(Task to complete): Copy every line of the following data that includes the string "dinner".

..............................

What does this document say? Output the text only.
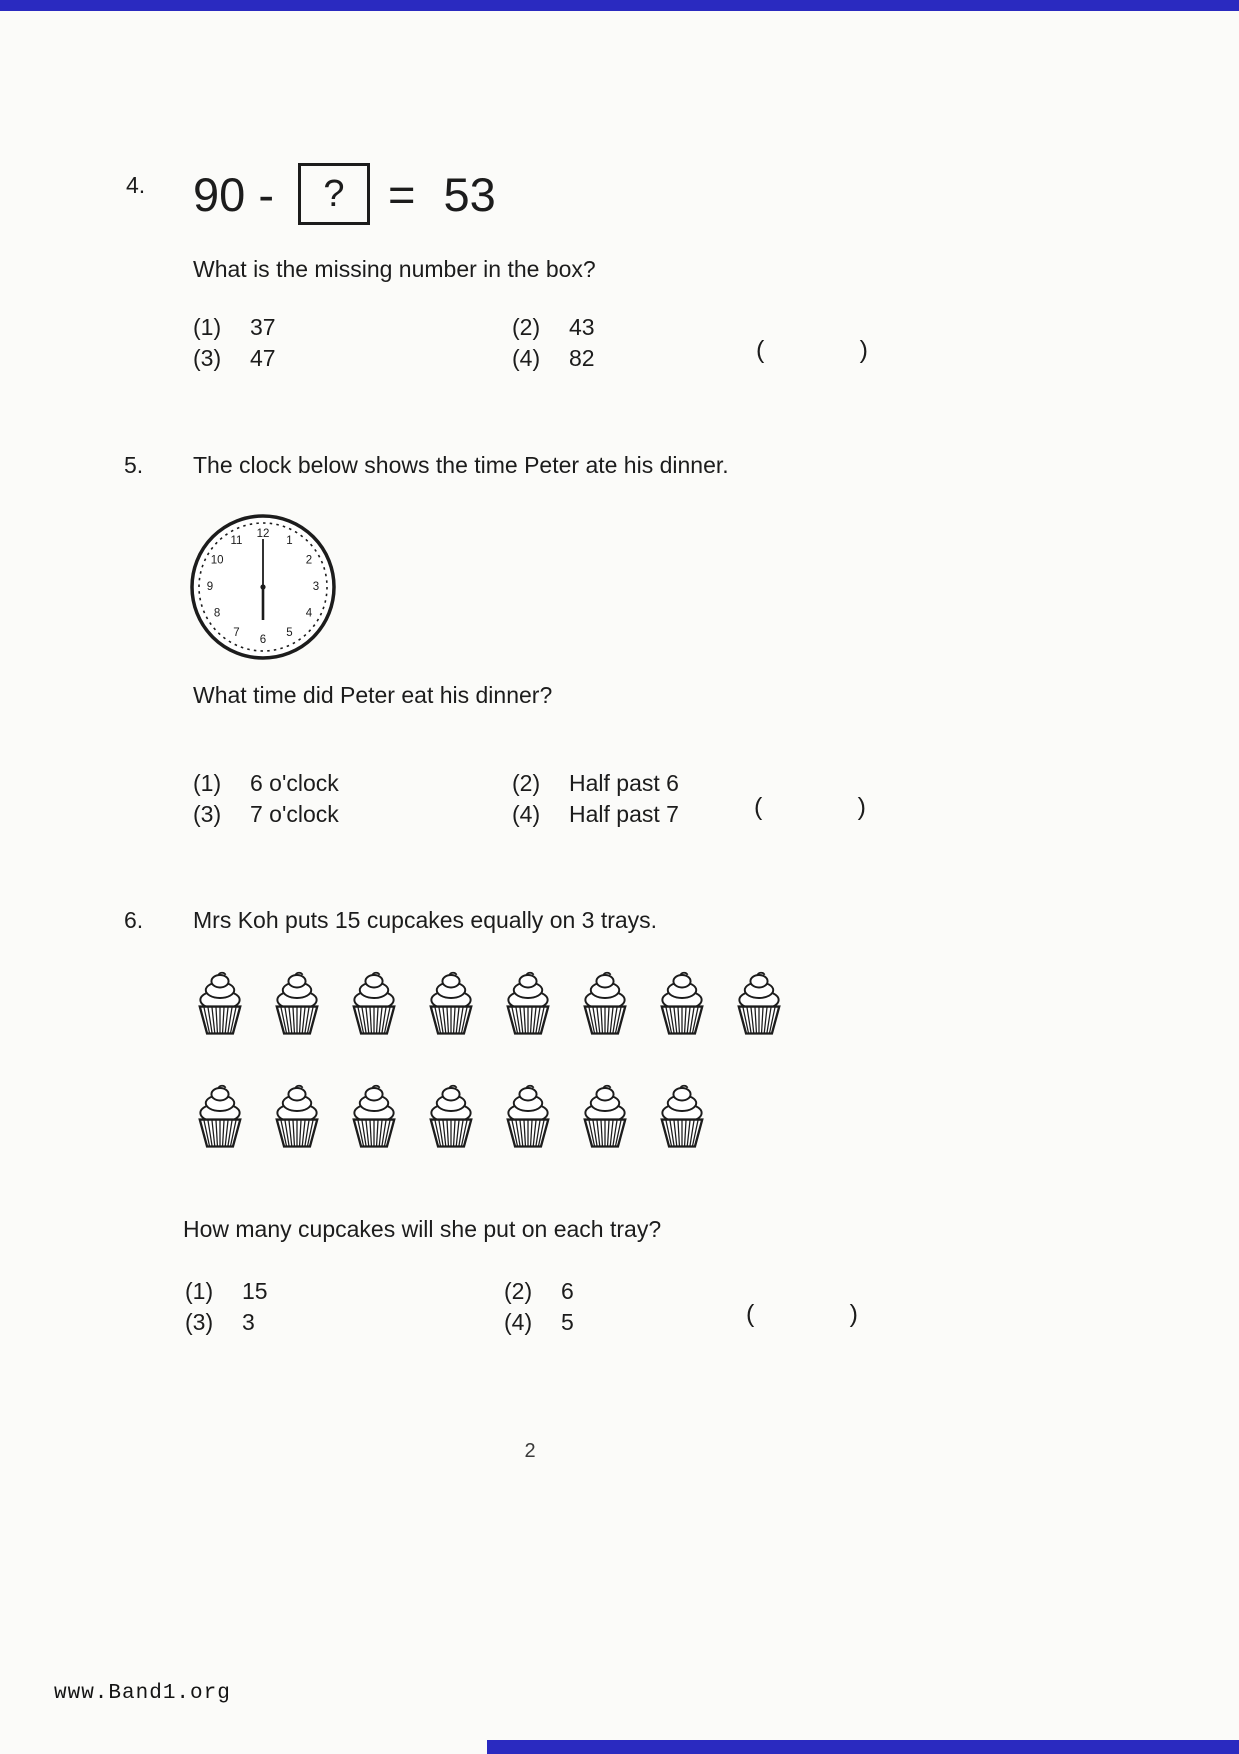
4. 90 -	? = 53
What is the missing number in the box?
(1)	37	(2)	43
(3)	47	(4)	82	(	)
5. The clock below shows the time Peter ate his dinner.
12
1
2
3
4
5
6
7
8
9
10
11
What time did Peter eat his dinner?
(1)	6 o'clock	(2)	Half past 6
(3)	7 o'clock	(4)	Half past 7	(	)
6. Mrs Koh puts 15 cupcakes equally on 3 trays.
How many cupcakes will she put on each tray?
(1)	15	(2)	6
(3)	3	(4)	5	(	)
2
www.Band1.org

..............................

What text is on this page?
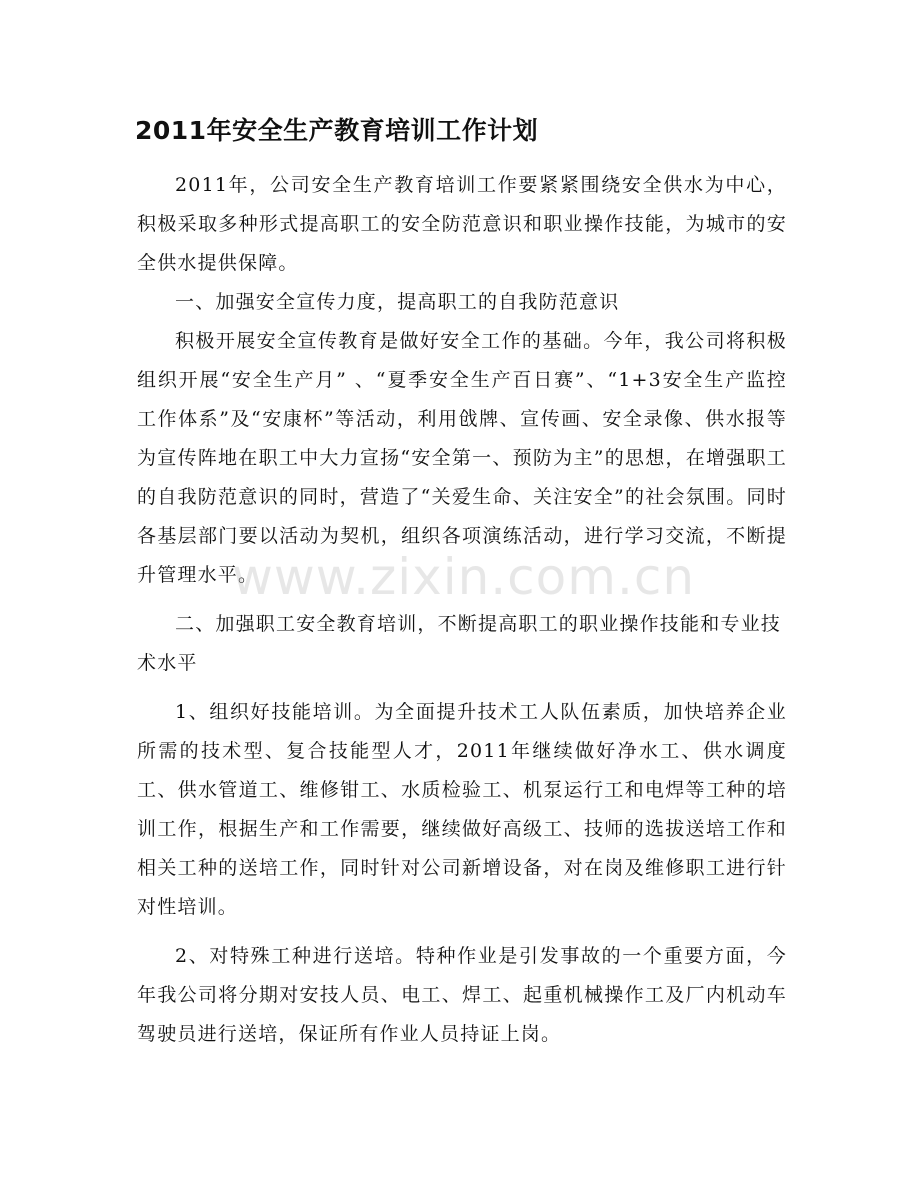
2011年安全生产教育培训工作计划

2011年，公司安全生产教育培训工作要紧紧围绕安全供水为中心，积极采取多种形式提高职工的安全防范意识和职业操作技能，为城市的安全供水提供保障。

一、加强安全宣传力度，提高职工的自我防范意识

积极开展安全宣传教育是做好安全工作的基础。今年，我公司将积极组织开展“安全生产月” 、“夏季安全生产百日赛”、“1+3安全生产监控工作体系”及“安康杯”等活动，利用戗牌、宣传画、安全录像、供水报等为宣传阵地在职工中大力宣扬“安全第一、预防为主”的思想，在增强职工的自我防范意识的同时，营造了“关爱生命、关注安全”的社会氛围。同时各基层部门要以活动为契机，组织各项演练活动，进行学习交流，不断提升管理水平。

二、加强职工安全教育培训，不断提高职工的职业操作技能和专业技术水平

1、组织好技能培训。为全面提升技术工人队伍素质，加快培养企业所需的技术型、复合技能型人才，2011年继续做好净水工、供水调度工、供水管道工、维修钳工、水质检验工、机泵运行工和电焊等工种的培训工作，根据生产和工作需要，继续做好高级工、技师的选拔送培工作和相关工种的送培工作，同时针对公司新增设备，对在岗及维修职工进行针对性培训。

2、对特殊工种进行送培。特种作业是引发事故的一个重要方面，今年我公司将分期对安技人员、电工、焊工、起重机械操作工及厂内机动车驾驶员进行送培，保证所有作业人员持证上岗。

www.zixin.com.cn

..............................

(The solution):
5. The clock below shows the time Peter ate his dinner.
What time did Peter eat his dinner?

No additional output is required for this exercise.